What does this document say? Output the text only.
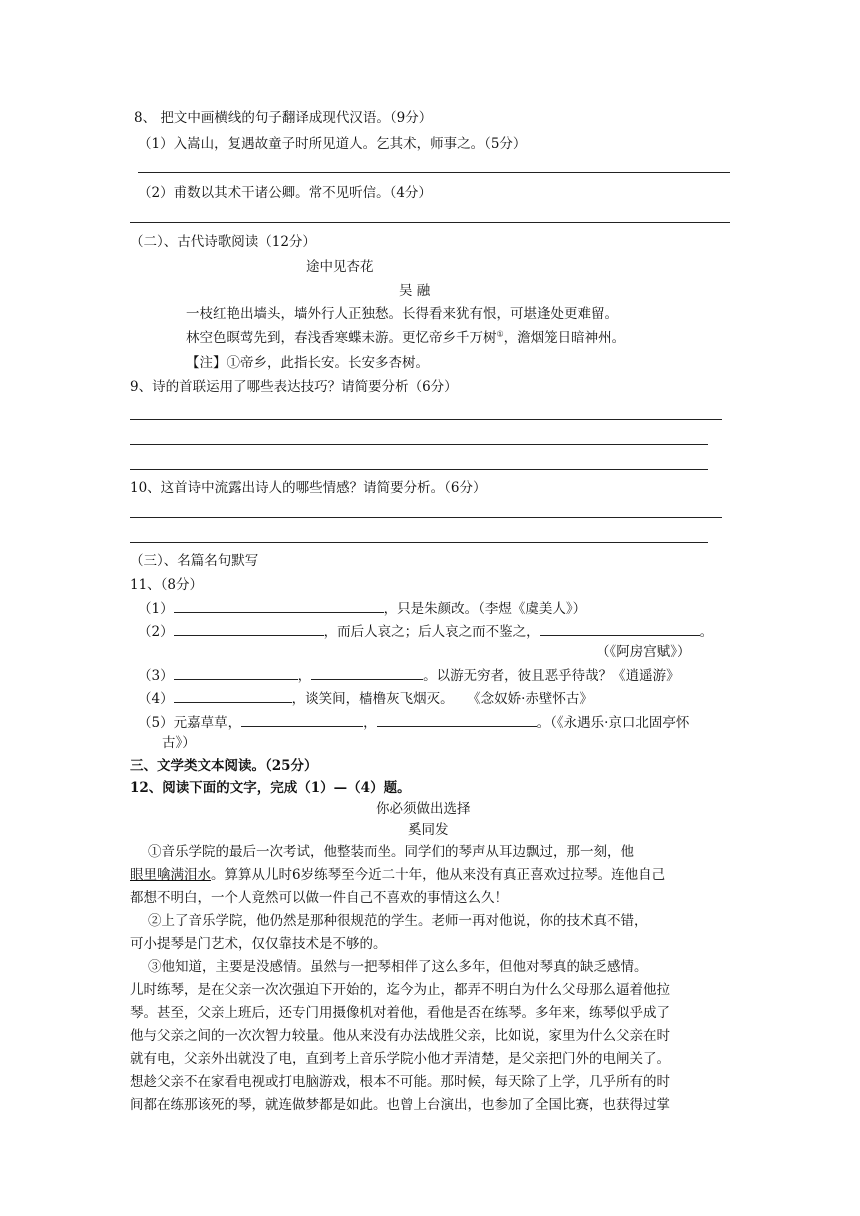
8、 把文中画横线的句子翻译成现代汉语。（9分）
（1）入嵩山，复遇故童子时所见道人。乞其术，师事之。（5分）
（2）甫数以其术干诸公卿。常不见听信。（4分）
（二）、古代诗歌阅读（12分）
途中见杏花
吴 融
一枝红艳出墙头，墙外行人正独愁。长得看来犹有恨，可堪逢处更难留。
林空色暝莺先到，春浅香寒蝶未游。更忆帝乡千万树①，澹烟笼日暗神州。
【注】①帝乡，此指长安。长安多杏树。
9、诗的首联运用了哪些表达技巧？请简要分析（6分）
10、这首诗中流露出诗人的哪些情感？请简要分析。（6分）
（三）、名篇名句默写
11、（8分）
（1）	，只是朱颜改。（李煜《虞美人》）
（2）	，而后人哀之；后人哀之而不鉴之，	。
（《阿房宫赋》）
（3）	，	。以游无穷者，彼且恶乎待哉？《逍遥游》
（4）	，谈笑间，樯橹灰飞烟灭。　　《念奴娇·赤壁怀古》
（5）元嘉草草，	，	。（《永遇乐·京口北固亭怀
古》）
三、文学类文本阅读。（25分）
12、阅读下面的文字，完成（1）—（4）题。
你必须做出选择
奚同发
①音乐学院的最后一次考试，他整装而坐。同学们的琴声从耳边飘过，那一刻，他
眼里噙满泪水。算算从儿时6岁练琴至今近二十年，他从来没有真正喜欢过拉琴。连他自己
都想不明白，一个人竟然可以做一件自己不喜欢的事情这么久！
②上了音乐学院，他仍然是那种很规范的学生。老师一再对他说，你的技术真不错，
可小提琴是门艺术，仅仅靠技术是不够的。
③他知道，主要是没感情。虽然与一把琴相伴了这么多年，但他对琴真的缺乏感情。
儿时练琴，是在父亲一次次强迫下开始的，迄今为止，都弄不明白为什么父母那么逼着他拉
琴。甚至，父亲上班后，还专门用摄像机对着他，看他是否在练琴。多年来，练琴似乎成了
他与父亲之间的一次次智力较量。他从来没有办法战胜父亲，比如说，家里为什么父亲在时
就有电，父亲外出就没了电，直到考上音乐学院小他才弄清楚，是父亲把门外的电闸关了。
想趁父亲不在家看电视或打电脑游戏，根本不可能。那时候，每天除了上学，几乎所有的时
间都在练那该死的琴，就连做梦都是如此。也曾上台演出，也参加了全国比赛，也获得过掌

# # # #

**The task:** All records should be output exactly, with the pictures left out.

**Problem solution:**
What does this document say? Output the text only.
8、 把文中画横线的句子翻译成现代汉语。（9分）
（1）入嵩山，复遇故童子时所见道人。乞其术，师事之。（5分）
（2）甫数以其术干诸公卿。常不见听信。（4分）
（二）、古代诗歌阅读（12分）
途中见杏花
吴 融
一枝红艳出墙头，墙外行人正独愁。长得看来犹有恨，可堪逢处更难留。
林空色暝莺先到，春浅香寒蝶未游。更忆帝乡千万树①，澹烟笼日暗神州。
【注】①帝乡，此指长安。长安多杏树。
9、诗的首联运用了哪些表达技巧？请简要分析（6分）
10、这首诗中流露出诗人的哪些情感？请简要分析。（6分）
（三）、名篇名句默写
11、（8分）
（1）	，只是朱颜改。（李煜《虞美人》）
（2）	，而后人哀之；后人哀之而不鉴之，	。
（《阿房宫赋》）
（3）	，	。以游无穷者，彼且恶乎待哉？《逍遥游》
（4）	，谈笑间，樯橹灰飞烟灭。　　《念奴娇·赤壁怀古》
（5）元嘉草草，	，	。（《永遇乐·京口北固亭怀
古》）
三、文学类文本阅读。（25分）
12、阅读下面的文字，完成（1）—（4）题。
你必须做出选择
奚同发
①音乐学院的最后一次考试，他整装而坐。同学们的琴声从耳边飘过，那一刻，他
眼里噙满泪水。算算从儿时6岁练琴至今近二十年，他从来没有真正喜欢过拉琴。连他自己
都想不明白，一个人竟然可以做一件自己不喜欢的事情这么久！
②上了音乐学院，他仍然是那种很规范的学生。老师一再对他说，你的技术真不错，
可小提琴是门艺术，仅仅靠技术是不够的。
③他知道，主要是没感情。虽然与一把琴相伴了这么多年，但他对琴真的缺乏感情。
儿时练琴，是在父亲一次次强迫下开始的，迄今为止，都弄不明白为什么父母那么逼着他拉
琴。甚至，父亲上班后，还专门用摄像机对着他，看他是否在练琴。多年来，练琴似乎成了
他与父亲之间的一次次智力较量。他从来没有办法战胜父亲，比如说，家里为什么父亲在时
就有电，父亲外出就没了电，直到考上音乐学院小他才弄清楚，是父亲把门外的电闸关了。
想趁父亲不在家看电视或打电脑游戏，根本不可能。那时候，每天除了上学，几乎所有的时
间都在练那该死的琴，就连做梦都是如此。也曾上台演出，也参加了全国比赛，也获得过掌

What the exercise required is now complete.